> _WRITTEN INSTRUCTION_
Take every line from the listing below that contains "Dinar".

> _DATA FOR THIS EXERCISE_

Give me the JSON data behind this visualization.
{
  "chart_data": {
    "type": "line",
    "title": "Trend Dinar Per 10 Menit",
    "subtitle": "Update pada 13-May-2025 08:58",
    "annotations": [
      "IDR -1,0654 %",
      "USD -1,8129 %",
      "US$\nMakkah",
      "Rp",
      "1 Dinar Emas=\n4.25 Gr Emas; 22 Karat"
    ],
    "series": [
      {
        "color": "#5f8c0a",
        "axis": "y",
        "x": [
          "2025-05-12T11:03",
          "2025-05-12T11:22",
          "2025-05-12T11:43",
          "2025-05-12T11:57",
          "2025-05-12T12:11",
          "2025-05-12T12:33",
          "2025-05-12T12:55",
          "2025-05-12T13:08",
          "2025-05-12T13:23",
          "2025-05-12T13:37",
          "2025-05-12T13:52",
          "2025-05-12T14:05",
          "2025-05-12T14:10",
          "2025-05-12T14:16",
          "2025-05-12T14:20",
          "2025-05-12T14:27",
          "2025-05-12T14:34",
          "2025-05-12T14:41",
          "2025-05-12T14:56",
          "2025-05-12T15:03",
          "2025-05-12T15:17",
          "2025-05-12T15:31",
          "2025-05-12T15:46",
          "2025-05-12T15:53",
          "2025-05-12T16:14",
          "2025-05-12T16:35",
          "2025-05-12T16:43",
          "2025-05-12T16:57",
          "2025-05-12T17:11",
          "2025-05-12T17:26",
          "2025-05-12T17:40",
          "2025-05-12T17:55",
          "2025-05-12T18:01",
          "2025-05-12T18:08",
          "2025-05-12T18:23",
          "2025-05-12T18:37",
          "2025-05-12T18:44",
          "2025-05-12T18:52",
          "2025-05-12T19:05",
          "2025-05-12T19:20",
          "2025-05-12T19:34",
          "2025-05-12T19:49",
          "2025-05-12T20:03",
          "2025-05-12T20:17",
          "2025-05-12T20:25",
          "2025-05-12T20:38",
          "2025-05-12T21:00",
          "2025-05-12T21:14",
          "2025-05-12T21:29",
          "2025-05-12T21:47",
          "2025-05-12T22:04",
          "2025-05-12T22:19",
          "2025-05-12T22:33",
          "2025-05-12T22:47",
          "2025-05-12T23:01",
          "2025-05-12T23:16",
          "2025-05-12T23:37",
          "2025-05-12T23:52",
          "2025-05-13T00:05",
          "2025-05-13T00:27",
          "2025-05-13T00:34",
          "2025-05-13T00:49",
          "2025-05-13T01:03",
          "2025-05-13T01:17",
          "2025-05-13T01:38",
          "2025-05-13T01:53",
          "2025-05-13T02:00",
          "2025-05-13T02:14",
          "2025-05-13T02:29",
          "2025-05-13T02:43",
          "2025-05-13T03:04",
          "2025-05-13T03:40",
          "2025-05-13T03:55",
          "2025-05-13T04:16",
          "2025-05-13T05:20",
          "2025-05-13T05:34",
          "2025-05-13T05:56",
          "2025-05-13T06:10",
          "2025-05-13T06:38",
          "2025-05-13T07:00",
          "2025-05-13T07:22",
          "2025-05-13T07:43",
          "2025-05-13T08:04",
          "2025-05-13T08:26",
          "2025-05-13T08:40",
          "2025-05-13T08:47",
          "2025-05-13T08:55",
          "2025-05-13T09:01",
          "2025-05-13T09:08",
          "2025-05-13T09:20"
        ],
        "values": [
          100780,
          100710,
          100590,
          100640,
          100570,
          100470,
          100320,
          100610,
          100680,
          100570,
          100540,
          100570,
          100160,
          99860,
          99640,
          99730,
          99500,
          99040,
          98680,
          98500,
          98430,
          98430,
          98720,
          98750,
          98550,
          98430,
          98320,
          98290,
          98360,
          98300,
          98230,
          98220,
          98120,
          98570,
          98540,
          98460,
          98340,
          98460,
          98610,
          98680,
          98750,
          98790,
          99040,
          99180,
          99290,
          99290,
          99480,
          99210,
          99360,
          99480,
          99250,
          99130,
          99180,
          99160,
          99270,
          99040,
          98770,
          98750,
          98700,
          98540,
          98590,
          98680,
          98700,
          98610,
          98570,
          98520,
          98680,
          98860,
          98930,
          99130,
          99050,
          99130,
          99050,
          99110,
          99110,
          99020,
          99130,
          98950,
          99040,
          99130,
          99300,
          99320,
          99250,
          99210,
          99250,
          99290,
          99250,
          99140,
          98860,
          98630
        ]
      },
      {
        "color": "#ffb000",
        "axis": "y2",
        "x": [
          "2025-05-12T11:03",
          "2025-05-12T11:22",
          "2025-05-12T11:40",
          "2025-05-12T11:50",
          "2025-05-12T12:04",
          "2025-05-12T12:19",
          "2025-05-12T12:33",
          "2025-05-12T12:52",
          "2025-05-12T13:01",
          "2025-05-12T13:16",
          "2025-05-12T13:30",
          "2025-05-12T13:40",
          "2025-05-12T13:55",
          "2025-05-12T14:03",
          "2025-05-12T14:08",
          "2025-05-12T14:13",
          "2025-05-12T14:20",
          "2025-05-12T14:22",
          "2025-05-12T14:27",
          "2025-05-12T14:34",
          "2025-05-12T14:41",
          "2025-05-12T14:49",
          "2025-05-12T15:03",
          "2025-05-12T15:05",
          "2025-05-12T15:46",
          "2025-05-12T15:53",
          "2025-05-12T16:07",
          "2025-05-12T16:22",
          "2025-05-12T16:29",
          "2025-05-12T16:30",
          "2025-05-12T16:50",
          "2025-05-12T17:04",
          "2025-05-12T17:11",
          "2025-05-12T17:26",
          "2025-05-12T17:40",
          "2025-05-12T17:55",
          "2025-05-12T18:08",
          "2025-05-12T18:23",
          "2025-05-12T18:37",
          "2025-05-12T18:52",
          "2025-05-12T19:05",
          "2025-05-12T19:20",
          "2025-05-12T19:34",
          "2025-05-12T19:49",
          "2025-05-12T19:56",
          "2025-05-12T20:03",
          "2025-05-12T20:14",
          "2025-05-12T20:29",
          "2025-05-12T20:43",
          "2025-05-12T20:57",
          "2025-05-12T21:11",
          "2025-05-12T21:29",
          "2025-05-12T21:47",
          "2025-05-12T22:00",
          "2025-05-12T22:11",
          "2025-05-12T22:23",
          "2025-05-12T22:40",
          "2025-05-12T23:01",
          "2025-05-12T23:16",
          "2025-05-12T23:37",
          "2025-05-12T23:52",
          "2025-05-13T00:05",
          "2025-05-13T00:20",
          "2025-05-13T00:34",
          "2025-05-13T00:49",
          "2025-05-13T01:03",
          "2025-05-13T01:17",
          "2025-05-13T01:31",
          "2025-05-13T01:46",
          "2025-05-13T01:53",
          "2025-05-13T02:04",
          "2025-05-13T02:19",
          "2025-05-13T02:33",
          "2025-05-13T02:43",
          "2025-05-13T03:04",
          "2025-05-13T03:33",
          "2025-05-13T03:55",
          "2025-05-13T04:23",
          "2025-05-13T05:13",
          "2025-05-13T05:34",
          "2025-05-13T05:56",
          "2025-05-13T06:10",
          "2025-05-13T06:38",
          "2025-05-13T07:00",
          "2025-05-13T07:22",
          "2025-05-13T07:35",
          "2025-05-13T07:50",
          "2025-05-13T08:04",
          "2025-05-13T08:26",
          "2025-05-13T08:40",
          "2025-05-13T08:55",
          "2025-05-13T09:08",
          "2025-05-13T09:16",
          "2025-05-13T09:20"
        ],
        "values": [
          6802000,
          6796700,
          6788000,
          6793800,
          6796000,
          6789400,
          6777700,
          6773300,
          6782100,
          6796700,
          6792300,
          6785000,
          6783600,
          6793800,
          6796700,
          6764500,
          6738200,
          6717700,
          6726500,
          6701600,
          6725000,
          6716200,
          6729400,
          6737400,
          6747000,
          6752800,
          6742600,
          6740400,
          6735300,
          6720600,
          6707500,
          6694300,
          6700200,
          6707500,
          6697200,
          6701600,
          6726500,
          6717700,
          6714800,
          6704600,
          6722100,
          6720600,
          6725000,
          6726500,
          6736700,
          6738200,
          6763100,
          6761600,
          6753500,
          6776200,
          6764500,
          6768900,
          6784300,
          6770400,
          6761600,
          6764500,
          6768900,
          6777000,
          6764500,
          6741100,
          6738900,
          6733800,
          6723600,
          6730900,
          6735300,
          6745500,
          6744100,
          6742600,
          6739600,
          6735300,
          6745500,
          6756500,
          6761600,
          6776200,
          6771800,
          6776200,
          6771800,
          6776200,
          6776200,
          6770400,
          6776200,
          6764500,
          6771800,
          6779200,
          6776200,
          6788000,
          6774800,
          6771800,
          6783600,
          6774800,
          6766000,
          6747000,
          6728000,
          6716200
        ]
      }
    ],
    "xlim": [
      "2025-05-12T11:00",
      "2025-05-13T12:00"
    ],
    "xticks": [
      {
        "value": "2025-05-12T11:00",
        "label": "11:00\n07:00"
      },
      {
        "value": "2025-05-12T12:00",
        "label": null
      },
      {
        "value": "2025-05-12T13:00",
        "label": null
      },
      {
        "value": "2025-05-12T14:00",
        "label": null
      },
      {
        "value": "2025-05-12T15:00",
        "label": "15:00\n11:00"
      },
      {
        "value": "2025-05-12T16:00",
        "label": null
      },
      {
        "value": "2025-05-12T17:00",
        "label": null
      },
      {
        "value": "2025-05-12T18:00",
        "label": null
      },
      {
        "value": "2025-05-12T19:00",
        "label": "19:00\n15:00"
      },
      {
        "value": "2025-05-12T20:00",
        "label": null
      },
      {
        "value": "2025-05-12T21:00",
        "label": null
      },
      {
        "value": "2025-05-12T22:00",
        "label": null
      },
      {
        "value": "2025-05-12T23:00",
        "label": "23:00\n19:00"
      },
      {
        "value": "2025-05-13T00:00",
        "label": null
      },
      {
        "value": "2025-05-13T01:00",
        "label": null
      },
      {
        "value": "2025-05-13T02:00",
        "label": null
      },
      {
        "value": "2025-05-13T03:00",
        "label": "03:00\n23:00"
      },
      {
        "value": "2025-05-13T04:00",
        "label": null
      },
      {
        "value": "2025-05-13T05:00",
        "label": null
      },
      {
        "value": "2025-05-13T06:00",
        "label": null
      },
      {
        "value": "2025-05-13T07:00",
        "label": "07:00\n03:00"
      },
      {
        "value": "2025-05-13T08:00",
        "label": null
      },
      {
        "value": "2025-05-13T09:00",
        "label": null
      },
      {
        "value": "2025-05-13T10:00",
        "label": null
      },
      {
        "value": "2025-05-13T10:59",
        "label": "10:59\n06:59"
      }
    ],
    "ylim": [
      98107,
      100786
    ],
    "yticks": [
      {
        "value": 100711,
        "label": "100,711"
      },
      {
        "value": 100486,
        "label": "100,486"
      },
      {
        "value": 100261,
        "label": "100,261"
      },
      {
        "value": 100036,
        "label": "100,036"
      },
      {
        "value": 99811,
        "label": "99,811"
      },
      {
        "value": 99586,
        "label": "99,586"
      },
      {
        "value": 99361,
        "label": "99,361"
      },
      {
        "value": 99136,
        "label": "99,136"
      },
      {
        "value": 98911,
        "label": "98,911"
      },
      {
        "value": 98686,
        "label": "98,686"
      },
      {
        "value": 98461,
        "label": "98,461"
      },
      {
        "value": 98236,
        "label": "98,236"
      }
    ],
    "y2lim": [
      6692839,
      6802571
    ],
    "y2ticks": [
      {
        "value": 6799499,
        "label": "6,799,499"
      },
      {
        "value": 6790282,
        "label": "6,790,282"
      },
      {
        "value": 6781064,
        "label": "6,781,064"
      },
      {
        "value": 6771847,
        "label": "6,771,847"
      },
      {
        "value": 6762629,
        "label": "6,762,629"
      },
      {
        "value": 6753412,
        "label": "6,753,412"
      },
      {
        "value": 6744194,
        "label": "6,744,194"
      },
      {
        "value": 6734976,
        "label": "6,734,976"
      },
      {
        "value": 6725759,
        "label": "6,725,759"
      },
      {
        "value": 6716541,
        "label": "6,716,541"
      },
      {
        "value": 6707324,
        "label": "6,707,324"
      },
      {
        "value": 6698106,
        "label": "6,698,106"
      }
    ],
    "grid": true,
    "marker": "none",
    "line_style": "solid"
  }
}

> _RESPONSE BELOW_
    "title": "Trend Dinar Per 10 Menit",
      "1 Dinar Emas=\n4.25 Gr Emas; 22 Karat"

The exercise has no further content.